Extracted data entries —
============================================================

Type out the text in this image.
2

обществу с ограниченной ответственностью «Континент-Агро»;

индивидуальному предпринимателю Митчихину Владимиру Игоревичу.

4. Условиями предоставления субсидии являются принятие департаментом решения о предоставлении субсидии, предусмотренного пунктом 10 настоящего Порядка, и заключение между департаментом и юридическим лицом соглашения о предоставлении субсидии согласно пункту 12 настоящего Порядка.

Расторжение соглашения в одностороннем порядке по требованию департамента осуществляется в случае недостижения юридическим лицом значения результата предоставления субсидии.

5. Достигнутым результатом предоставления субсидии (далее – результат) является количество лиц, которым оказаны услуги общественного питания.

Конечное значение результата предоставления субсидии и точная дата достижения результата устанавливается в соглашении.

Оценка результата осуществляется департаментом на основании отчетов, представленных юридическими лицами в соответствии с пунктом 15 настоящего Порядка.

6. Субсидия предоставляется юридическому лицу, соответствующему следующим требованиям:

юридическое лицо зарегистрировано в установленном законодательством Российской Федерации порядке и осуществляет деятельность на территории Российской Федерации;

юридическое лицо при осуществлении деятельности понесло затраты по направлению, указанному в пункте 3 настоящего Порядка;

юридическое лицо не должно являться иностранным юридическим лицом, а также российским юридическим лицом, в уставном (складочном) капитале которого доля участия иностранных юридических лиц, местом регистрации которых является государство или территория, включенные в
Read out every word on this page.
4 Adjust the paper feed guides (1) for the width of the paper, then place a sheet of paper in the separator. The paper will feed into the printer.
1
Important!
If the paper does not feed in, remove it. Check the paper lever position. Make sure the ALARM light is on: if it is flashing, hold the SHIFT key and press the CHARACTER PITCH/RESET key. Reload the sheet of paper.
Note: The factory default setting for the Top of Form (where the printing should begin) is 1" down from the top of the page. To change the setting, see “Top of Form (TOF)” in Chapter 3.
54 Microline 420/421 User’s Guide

============================================================

SET TASK —
Set down, word for word, every line from the line that holds "Read out every word on this page." to the end of the entries above, including both ends.

TASK RESULT —
Read out every word on this page.
4 Adjust the paper feed guides (1) for the width of the paper, then place a sheet of paper in the separator. The paper will feed into the printer.
1
Important!
If the paper does not feed in, remove it. Check the paper lever position. Make sure the ALARM light is on: if it is flashing, hold the SHIFT key and press the CHARACTER PITCH/RESET key. Reload the sheet of paper.
Note: The factory default setting for the Top of Form (where the printing should begin) is 1" down from the top of the page. To change the setting, see “Top of Form (TOF)” in Chapter 3.
54 Microline 420/421 User’s Guide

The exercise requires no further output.